- [DATA PROVIDED]
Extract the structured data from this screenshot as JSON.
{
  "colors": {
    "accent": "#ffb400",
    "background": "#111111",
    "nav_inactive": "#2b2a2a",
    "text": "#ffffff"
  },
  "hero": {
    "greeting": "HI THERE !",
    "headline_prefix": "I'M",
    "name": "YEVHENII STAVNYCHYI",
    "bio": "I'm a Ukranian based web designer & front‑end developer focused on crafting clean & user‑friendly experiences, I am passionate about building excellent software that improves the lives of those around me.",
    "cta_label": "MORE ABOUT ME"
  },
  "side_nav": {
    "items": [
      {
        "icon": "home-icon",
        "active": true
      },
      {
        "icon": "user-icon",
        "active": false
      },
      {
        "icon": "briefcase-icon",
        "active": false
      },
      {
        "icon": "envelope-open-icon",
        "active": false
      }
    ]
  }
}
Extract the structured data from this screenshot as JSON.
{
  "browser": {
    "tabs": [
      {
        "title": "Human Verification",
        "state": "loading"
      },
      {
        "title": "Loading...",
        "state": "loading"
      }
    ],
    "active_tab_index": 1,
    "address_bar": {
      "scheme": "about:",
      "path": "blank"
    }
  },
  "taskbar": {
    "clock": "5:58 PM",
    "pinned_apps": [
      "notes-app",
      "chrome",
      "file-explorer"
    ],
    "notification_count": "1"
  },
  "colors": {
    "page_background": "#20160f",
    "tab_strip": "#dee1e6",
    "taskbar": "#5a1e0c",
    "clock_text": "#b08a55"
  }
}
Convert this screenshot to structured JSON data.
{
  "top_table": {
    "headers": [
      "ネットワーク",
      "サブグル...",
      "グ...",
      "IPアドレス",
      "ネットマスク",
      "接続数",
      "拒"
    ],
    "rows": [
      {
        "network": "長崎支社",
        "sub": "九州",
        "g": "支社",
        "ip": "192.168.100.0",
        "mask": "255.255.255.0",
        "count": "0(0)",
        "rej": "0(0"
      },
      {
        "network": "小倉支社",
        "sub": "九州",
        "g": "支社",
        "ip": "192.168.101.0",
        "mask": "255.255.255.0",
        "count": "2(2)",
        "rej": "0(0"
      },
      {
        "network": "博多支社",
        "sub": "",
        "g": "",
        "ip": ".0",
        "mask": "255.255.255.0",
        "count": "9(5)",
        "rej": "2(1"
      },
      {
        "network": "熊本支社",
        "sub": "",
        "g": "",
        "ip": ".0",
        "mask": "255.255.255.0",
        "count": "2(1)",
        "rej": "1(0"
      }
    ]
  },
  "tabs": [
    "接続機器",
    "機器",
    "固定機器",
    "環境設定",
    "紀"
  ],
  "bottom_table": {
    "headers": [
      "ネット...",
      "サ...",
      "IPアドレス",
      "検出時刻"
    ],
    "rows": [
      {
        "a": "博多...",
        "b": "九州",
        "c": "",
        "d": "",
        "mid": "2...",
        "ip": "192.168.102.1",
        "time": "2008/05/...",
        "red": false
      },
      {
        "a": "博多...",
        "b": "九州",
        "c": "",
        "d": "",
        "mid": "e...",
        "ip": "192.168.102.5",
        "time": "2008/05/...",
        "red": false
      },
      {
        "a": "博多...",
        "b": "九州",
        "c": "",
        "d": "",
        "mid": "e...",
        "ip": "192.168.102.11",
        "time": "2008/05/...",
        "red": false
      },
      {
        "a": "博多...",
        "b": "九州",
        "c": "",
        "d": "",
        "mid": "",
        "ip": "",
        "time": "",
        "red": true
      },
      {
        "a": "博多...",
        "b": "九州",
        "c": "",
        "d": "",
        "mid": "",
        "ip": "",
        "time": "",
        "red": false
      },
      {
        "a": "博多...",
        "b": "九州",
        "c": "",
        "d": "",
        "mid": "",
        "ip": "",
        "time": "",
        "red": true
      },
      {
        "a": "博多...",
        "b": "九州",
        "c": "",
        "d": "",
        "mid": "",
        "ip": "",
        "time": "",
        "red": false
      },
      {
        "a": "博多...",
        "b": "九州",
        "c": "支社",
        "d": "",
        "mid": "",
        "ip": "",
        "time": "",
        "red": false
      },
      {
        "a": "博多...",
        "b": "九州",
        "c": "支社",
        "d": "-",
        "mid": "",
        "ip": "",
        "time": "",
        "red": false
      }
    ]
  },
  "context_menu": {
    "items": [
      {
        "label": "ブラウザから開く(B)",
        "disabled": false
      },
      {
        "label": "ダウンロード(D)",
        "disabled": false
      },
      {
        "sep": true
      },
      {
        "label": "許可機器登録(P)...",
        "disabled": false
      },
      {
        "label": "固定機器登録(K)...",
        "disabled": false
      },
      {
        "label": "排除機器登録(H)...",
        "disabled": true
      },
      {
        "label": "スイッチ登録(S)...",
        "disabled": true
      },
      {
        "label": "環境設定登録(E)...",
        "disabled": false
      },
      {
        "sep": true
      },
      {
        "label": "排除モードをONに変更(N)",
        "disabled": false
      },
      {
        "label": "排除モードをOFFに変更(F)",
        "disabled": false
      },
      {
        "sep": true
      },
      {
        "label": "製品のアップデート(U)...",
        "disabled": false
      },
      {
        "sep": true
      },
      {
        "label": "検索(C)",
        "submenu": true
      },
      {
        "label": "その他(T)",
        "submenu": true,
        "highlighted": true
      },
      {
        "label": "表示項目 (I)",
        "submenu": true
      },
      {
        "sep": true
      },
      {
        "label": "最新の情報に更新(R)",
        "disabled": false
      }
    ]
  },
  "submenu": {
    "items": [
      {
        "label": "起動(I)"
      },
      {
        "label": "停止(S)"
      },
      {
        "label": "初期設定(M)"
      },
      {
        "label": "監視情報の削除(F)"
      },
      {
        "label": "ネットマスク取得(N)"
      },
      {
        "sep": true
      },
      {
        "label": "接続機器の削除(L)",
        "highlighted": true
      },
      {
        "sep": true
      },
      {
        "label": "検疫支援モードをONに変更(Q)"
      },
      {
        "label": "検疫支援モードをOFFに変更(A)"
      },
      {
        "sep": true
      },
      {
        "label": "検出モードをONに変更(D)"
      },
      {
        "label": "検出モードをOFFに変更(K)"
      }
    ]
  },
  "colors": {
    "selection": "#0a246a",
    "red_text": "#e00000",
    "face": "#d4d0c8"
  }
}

- [GOAL] Every line above should be written out again exactly as it stands.

- [OUTPUT OF THE TASK]
Extract the structured data from this screenshot as JSON.
{
  "colors": {
    "accent": "#ffb400",
    "background": "#111111",
    "nav_inactive": "#2b2a2a",
    "text": "#ffffff"
  },
  "hero": {
    "greeting": "HI THERE !",
    "headline_prefix": "I'M",
    "name": "YEVHENII STAVNYCHYI",
    "bio": "I'm a Ukranian based web designer & front‑end developer focused on crafting clean & user‑friendly experiences, I am passionate about building excellent software that improves the lives of those around me.",
    "cta_label": "MORE ABOUT ME"
  },
  "side_nav": {
    "items": [
      {
        "icon": "home-icon",
        "active": true
      },
      {
        "icon": "user-icon",
        "active": false
      },
      {
        "icon": "briefcase-icon",
        "active": false
      },
      {
        "icon": "envelope-open-icon",
        "active": false
      }
    ]
  }
}
Extract the structured data from this screenshot as JSON.
{
  "browser": {
    "tabs": [
      {
        "title": "Human Verification",
        "state": "loading"
      },
      {
        "title": "Loading...",
        "state": "loading"
      }
    ],
    "active_tab_index": 1,
    "address_bar": {
      "scheme": "about:",
      "path": "blank"
    }
  },
  "taskbar": {
    "clock": "5:58 PM",
    "pinned_apps": [
      "notes-app",
      "chrome",
      "file-explorer"
    ],
    "notification_count": "1"
  },
  "colors": {
    "page_background": "#20160f",
    "tab_strip": "#dee1e6",
    "taskbar": "#5a1e0c",
    "clock_text": "#b08a55"
  }
}
Convert this screenshot to structured JSON data.
{
  "top_table": {
    "headers": [
      "ネットワーク",
      "サブグル...",
      "グ...",
      "IPアドレス",
      "ネットマスク",
      "接続数",
      "拒"
    ],
    "rows": [
      {
        "network": "長崎支社",
        "sub": "九州",
        "g": "支社",
        "ip": "192.168.100.0",
        "mask": "255.255.255.0",
        "count": "0(0)",
        "rej": "0(0"
      },
      {
        "network": "小倉支社",
        "sub": "九州",
        "g": "支社",
        "ip": "192.168.101.0",
        "mask": "255.255.255.0",
        "count": "2(2)",
        "rej": "0(0"
      },
      {
        "network": "博多支社",
        "sub": "",
        "g": "",
        "ip": ".0",
        "mask": "255.255.255.0",
        "count": "9(5)",
        "rej": "2(1"
      },
      {
        "network": "熊本支社",
        "sub": "",
        "g": "",
        "ip": ".0",
        "mask": "255.255.255.0",
        "count": "2(1)",
        "rej": "1(0"
      }
    ]
  },
  "tabs": [
    "接続機器",
    "機器",
    "固定機器",
    "環境設定",
    "紀"
  ],
  "bottom_table": {
    "headers": [
      "ネット...",
      "サ...",
      "IPアドレス",
      "検出時刻"
    ],
    "rows": [
      {
        "a": "博多...",
        "b": "九州",
        "c": "",
        "d": "",
        "mid": "2...",
        "ip": "192.168.102.1",
        "time": "2008/05/...",
        "red": false
      },
      {
        "a": "博多...",
        "b": "九州",
        "c": "",
        "d": "",
        "mid": "e...",
        "ip": "192.168.102.5",
        "time": "2008/05/...",
        "red": false
      },
      {
        "a": "博多...",
        "b": "九州",
        "c": "",
        "d": "",
        "mid": "e...",
        "ip": "192.168.102.11",
        "time": "2008/05/...",
        "red": false
      },
      {
        "a": "博多...",
        "b": "九州",
        "c": "",
        "d": "",
        "mid": "",
        "ip": "",
        "time": "",
        "red": true
      },
      {
        "a": "博多...",
        "b": "九州",
        "c": "",
        "d": "",
        "mid": "",
        "ip": "",
        "time": "",
        "red": false
      },
      {
        "a": "博多...",
        "b": "九州",
        "c": "",
        "d": "",
        "mid": "",
        "ip": "",
        "time": "",
        "red": true
      },
      {
        "a": "博多...",
        "b": "九州",
        "c": "",
        "d": "",
        "mid": "",
        "ip": "",
        "time": "",
        "red": false
      },
      {
        "a": "博多...",
        "b": "九州",
        "c": "支社",
        "d": "",
        "mid": "",
        "ip": "",
        "time": "",
        "red": false
      },
      {
        "a": "博多...",
        "b": "九州",
        "c": "支社",
        "d": "-",
        "mid": "",
        "ip": "",
        "time": "",
        "red": false
      }
    ]
  },
  "context_menu": {
    "items": [
      {
        "label": "ブラウザから開く(B)",
        "disabled": false
      },
      {
        "label": "ダウンロード(D)",
        "disabled": false
      },
      {
        "sep": true
      },
      {
        "label": "許可機器登録(P)...",
        "disabled": false
      },
      {
        "label": "固定機器登録(K)...",
        "disabled": false
      },
      {
        "label": "排除機器登録(H)...",
        "disabled": true
      },
      {
        "label": "スイッチ登録(S)...",
        "disabled": true
      },
      {
        "label": "環境設定登録(E)...",
        "disabled": false
      },
      {
        "sep": true
      },
      {
        "label": "排除モードをONに変更(N)",
        "disabled": false
      },
      {
        "label": "排除モードをOFFに変更(F)",
        "disabled": false
      },
      {
        "sep": true
      },
      {
        "label": "製品のアップデート(U)...",
        "disabled": false
      },
      {
        "sep": true
      },
      {
        "label": "検索(C)",
        "submenu": true
      },
      {
        "label": "その他(T)",
        "submenu": true,
        "highlighted": true
      },
      {
        "label": "表示項目 (I)",
        "submenu": true
      },
      {
        "sep": true
      },
      {
        "label": "最新の情報に更新(R)",
        "disabled": false
      }
    ]
  },
  "submenu": {
    "items": [
      {
        "label": "起動(I)"
      },
      {
        "label": "停止(S)"
      },
      {
        "label": "初期設定(M)"
      },
      {
        "label": "監視情報の削除(F)"
      },
      {
        "label": "ネットマスク取得(N)"
      },
      {
        "sep": true
      },
      {
        "label": "接続機器の削除(L)",
        "highlighted": true
      },
      {
        "sep": true
      },
      {
        "label": "検疫支援モードをONに変更(Q)"
      },
      {
        "label": "検疫支援モードをOFFに変更(A)"
      },
      {
        "sep": true
      },
      {
        "label": "検出モードをONに変更(D)"
      },
      {
        "label": "検出モードをOFFに変更(K)"
      }
    ]
  },
  "colors": {
    "selection": "#0a246a",
    "red_text": "#e00000",
    "face": "#d4d0c8"
  }
}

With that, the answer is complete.